◆ EXERCISE INSTRUCTIONS ◆
Go through the material below and copy each line where the word "ejercicio" appears.

◆ MATERIAL FOR THIS EXERCISE ◆
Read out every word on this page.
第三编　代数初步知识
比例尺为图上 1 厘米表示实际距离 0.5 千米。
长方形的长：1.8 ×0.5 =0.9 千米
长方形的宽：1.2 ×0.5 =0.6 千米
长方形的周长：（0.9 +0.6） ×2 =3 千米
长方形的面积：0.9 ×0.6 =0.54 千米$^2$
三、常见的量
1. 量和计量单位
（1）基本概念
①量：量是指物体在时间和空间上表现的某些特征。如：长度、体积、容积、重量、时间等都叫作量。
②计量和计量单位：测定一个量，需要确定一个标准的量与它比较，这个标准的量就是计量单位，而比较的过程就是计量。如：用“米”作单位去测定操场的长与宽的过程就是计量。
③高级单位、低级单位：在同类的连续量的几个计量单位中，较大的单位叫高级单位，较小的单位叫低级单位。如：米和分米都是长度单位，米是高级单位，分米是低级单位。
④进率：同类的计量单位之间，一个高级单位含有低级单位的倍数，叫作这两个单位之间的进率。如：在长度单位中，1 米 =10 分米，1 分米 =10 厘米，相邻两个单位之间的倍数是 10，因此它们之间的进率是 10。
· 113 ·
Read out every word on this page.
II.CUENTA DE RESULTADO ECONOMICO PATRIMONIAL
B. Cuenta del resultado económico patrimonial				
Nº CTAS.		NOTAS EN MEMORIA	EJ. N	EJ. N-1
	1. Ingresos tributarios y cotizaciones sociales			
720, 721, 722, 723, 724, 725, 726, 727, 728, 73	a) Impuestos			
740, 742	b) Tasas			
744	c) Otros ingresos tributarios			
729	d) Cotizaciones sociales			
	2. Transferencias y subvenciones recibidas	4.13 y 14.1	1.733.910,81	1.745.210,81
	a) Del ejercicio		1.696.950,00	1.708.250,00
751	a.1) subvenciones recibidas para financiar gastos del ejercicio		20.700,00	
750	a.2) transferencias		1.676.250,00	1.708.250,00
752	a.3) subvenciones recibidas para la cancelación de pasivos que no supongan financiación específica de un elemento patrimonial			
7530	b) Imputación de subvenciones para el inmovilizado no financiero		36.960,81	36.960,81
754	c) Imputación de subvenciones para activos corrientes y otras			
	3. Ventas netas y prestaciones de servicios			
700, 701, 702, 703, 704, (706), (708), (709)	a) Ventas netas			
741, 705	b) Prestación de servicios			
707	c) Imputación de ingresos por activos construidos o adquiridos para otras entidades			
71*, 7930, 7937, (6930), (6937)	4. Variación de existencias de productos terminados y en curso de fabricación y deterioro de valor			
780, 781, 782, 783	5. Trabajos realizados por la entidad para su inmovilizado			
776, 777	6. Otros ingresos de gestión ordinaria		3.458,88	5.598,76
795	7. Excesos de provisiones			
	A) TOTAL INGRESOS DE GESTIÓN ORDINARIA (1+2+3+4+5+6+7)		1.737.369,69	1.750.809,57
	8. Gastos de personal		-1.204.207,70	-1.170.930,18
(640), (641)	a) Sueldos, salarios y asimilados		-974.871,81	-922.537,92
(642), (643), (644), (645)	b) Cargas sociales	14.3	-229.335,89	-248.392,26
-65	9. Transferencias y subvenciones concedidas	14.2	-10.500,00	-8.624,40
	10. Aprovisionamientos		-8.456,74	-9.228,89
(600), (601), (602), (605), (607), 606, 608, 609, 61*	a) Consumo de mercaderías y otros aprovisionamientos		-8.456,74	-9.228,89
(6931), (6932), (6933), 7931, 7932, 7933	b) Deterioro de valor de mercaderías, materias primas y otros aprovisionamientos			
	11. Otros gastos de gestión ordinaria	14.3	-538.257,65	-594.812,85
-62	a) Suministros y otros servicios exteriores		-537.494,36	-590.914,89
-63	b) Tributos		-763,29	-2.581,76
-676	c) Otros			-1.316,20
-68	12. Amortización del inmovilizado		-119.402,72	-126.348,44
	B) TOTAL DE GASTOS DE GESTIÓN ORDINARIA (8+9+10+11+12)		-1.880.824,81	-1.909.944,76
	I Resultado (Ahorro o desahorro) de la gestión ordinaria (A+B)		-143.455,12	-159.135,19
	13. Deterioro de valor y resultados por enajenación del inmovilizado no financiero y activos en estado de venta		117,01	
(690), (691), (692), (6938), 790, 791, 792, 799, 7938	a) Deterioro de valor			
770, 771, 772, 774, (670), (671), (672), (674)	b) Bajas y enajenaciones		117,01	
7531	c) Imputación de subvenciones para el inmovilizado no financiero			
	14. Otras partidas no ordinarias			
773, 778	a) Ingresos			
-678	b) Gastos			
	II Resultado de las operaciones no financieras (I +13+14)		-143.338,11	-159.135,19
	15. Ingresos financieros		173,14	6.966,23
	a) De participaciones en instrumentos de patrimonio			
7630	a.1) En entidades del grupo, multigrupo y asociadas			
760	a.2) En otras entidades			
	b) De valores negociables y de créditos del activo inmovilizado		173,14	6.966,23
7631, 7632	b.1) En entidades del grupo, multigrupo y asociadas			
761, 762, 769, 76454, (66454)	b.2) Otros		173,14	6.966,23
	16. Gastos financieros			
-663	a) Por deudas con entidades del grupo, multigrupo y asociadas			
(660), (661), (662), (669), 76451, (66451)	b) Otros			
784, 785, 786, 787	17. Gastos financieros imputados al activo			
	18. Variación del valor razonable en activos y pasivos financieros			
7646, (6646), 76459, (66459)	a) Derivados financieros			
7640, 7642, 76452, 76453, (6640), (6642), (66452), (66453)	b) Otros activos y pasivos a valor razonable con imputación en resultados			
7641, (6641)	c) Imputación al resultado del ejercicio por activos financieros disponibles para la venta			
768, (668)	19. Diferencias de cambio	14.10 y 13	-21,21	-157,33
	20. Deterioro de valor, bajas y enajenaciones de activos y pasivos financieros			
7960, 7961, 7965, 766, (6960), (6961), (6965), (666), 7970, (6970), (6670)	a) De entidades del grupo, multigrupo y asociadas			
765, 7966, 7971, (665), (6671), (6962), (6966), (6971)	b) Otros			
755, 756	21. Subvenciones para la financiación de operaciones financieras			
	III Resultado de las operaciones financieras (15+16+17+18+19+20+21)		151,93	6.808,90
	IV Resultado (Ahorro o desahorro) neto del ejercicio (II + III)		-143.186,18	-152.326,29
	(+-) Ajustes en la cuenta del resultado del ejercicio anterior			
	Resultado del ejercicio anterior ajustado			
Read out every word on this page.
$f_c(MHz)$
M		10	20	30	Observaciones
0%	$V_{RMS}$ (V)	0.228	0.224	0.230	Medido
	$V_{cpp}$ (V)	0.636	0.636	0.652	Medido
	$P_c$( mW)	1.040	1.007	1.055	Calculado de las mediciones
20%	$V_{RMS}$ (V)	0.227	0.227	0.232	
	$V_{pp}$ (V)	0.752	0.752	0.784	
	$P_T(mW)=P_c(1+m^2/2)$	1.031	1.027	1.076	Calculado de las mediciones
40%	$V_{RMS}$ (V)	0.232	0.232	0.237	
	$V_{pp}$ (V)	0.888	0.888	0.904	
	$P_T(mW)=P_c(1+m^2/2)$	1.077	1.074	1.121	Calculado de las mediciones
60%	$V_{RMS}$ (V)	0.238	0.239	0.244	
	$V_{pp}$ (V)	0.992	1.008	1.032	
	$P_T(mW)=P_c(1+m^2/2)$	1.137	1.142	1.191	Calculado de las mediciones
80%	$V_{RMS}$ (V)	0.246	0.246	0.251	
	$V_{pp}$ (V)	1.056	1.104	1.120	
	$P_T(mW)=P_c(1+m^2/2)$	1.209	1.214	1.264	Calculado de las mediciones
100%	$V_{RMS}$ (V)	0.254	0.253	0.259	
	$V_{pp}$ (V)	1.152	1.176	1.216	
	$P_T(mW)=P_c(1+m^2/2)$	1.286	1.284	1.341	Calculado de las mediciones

◆ FINISHED ANSWER ◆
	a) Del ejercicio		1.696.950,00	1.708.250,00
751	a.1) subvenciones recibidas para financiar gastos del ejercicio		20.700,00	
7641, (6641)	c) Imputación al resultado del ejercicio por activos financieros disponibles para la venta			
	IV Resultado (Ahorro o desahorro) neto del ejercicio (II + III)		-143.186,18	-152.326,29
	(+-) Ajustes en la cuenta del resultado del ejercicio anterior			
	Resultado del ejercicio anterior ajustado			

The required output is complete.